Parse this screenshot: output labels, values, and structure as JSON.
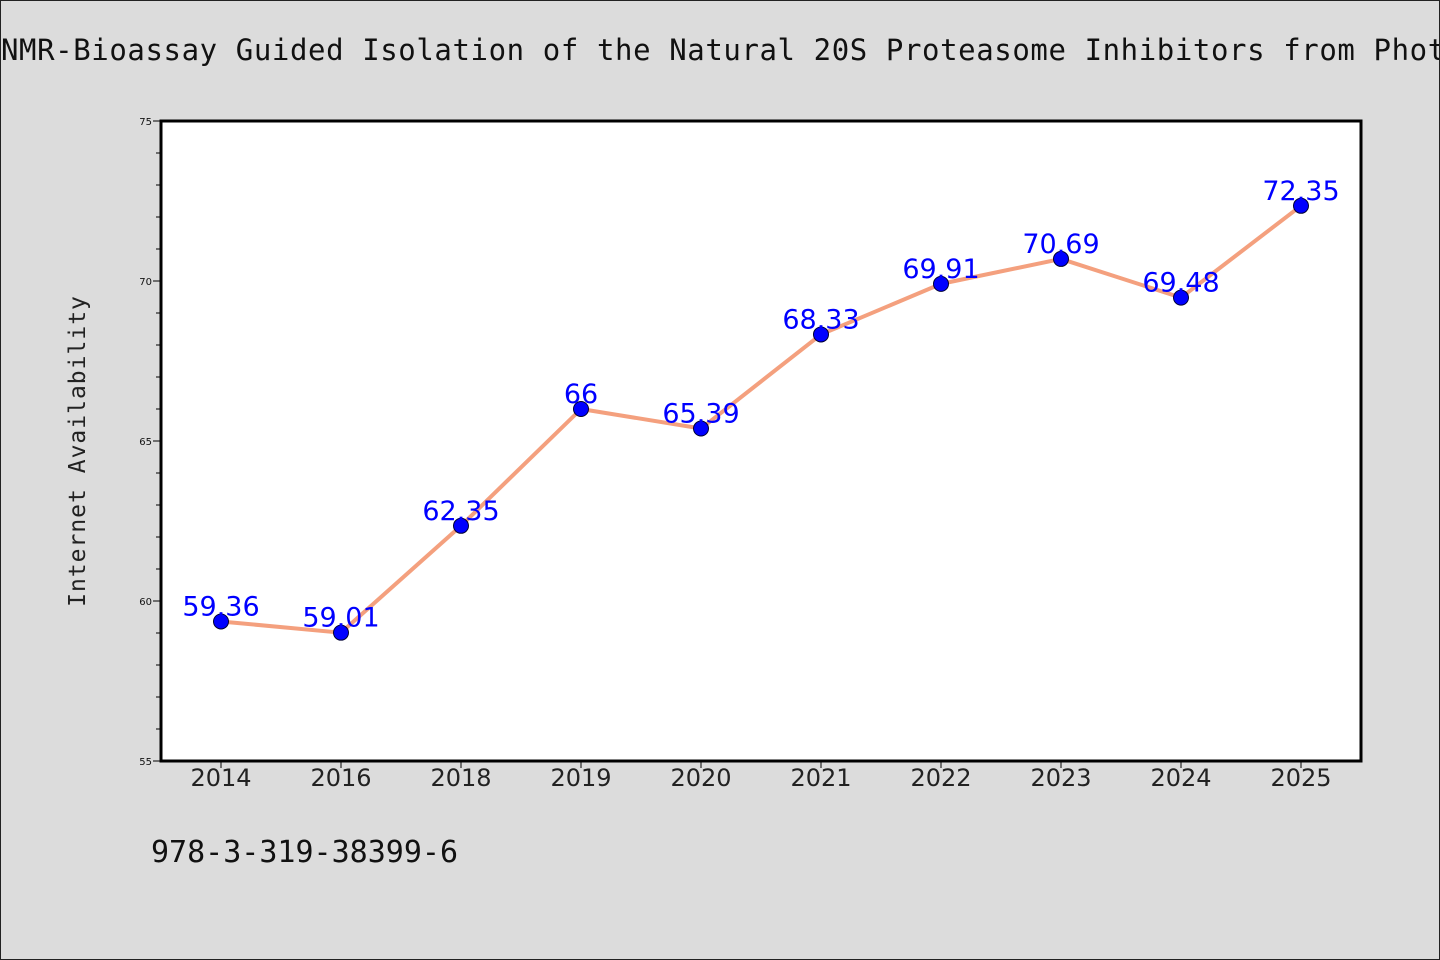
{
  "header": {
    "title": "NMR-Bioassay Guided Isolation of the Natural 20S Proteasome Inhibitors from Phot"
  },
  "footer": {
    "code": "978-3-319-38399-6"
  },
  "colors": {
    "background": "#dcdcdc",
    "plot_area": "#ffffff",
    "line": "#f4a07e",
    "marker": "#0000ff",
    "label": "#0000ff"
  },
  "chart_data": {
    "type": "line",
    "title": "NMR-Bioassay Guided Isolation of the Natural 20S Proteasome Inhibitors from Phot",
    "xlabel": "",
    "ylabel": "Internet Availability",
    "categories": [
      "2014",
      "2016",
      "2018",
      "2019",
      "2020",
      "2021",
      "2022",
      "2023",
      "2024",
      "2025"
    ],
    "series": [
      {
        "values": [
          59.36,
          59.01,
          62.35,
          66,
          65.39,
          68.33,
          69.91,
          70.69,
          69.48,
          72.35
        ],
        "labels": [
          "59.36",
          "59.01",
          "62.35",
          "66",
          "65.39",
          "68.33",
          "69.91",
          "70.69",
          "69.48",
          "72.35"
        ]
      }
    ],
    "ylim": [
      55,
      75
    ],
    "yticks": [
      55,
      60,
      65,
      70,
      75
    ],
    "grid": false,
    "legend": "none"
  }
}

^^^^^^^^

» WHAT IS BEING ASKED: Where an image appears in the data, skip it, and return the rest verbatim.

» OUTPUT OF THE EXERCISE:
Parse this screenshot: output labels, values, and structure as JSON.
{
  "header": {
    "title": "NMR-Bioassay Guided Isolation of the Natural 20S Proteasome Inhibitors from Phot"
  },
  "footer": {
    "code": "978-3-319-38399-6"
  },
  "colors": {
    "background": "#dcdcdc",
    "plot_area": "#ffffff",
    "line": "#f4a07e",
    "marker": "#0000ff",
    "label": "#0000ff"
  },
  "chart_data": {
    "type": "line",
    "title": "NMR-Bioassay Guided Isolation of the Natural 20S Proteasome Inhibitors from Phot",
    "xlabel": "",
    "ylabel": "Internet Availability",
    "categories": [
      "2014",
      "2016",
      "2018",
      "2019",
      "2020",
      "2021",
      "2022",
      "2023",
      "2024",
      "2025"
    ],
    "series": [
      {
        "values": [
          59.36,
          59.01,
          62.35,
          66,
          65.39,
          68.33,
          69.91,
          70.69,
          69.48,
          72.35
        ],
        "labels": [
          "59.36",
          "59.01",
          "62.35",
          "66",
          "65.39",
          "68.33",
          "69.91",
          "70.69",
          "69.48",
          "72.35"
        ]
      }
    ],
    "ylim": [
      55,
      75
    ],
    "yticks": [
      55,
      60,
      65,
      70,
      75
    ],
    "grid": false,
    "legend": "none"
  }
}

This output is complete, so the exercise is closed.